**What you need to do:** How many lines of the entries below include the word "咸阳市妇幼保健院"? Answer with the number alone.

**Material:**
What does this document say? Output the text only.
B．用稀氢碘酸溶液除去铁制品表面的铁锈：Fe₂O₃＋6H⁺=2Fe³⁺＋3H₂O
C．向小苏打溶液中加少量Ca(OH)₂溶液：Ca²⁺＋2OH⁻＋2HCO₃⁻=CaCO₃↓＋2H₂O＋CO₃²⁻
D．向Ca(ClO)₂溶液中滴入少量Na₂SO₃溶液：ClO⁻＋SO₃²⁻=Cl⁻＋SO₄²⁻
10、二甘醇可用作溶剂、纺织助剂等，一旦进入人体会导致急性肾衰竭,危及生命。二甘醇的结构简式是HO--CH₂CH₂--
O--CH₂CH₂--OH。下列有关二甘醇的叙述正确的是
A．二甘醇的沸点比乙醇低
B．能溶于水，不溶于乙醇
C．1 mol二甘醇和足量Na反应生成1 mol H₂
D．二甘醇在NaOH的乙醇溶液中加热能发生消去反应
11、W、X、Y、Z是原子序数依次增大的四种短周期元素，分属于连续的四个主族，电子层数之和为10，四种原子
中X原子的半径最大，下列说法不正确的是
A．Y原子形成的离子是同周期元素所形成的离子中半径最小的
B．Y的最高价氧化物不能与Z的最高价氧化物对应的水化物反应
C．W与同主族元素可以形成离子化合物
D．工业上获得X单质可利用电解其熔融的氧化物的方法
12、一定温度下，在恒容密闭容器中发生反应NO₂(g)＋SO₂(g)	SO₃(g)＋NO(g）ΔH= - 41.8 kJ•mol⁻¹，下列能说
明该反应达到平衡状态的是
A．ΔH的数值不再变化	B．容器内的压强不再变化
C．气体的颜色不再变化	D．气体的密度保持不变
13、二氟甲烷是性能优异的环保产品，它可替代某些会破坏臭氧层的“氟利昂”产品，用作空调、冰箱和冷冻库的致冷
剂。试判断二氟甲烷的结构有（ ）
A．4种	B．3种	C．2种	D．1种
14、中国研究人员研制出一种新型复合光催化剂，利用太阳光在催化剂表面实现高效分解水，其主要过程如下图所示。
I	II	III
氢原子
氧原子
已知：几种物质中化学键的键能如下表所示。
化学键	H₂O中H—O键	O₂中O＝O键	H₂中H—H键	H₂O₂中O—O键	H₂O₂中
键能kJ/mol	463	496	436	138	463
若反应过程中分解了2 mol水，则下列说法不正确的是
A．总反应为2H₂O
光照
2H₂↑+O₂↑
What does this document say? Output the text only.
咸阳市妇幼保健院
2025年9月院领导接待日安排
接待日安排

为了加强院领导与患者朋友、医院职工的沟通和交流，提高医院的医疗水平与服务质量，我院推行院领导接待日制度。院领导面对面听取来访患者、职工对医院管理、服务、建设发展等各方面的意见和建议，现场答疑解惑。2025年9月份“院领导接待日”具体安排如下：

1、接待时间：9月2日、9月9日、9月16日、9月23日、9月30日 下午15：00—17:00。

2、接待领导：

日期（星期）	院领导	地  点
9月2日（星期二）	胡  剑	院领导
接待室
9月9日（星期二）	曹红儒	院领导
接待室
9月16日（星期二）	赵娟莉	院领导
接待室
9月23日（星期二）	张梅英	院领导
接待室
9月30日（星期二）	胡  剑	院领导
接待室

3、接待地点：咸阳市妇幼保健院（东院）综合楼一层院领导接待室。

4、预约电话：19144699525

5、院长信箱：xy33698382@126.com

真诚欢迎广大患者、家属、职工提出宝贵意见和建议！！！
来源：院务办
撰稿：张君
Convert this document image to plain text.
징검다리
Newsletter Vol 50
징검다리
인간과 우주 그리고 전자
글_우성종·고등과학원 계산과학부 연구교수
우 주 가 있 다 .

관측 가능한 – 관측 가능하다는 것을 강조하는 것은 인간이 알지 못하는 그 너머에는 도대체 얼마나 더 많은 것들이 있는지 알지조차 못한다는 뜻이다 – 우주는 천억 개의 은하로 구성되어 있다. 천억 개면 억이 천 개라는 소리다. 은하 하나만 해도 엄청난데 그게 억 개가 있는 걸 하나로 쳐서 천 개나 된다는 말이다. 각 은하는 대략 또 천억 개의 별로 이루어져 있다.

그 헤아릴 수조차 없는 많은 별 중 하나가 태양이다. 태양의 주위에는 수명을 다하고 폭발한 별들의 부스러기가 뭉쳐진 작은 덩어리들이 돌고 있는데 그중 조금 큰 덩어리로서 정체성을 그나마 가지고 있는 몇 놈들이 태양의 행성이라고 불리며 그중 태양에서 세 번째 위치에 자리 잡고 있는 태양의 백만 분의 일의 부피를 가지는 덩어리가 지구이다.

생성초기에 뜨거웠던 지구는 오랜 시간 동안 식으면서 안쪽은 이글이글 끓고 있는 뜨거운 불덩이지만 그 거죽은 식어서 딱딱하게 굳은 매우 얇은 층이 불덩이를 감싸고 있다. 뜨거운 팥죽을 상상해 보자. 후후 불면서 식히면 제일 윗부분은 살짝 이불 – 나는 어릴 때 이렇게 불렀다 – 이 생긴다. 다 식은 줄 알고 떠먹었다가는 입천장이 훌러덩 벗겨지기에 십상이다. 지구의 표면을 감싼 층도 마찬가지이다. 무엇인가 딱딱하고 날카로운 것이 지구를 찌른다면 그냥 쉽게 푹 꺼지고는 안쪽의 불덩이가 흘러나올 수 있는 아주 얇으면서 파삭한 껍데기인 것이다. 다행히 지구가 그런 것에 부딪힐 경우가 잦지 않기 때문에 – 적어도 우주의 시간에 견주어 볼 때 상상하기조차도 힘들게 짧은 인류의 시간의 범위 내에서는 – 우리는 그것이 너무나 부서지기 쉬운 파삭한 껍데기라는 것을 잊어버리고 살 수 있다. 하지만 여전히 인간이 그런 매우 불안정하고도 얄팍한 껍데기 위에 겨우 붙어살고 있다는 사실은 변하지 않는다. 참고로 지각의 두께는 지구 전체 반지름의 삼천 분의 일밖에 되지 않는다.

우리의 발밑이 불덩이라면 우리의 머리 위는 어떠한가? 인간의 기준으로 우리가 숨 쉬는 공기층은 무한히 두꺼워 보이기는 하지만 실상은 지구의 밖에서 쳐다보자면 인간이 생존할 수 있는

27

**Exercise answer:** 2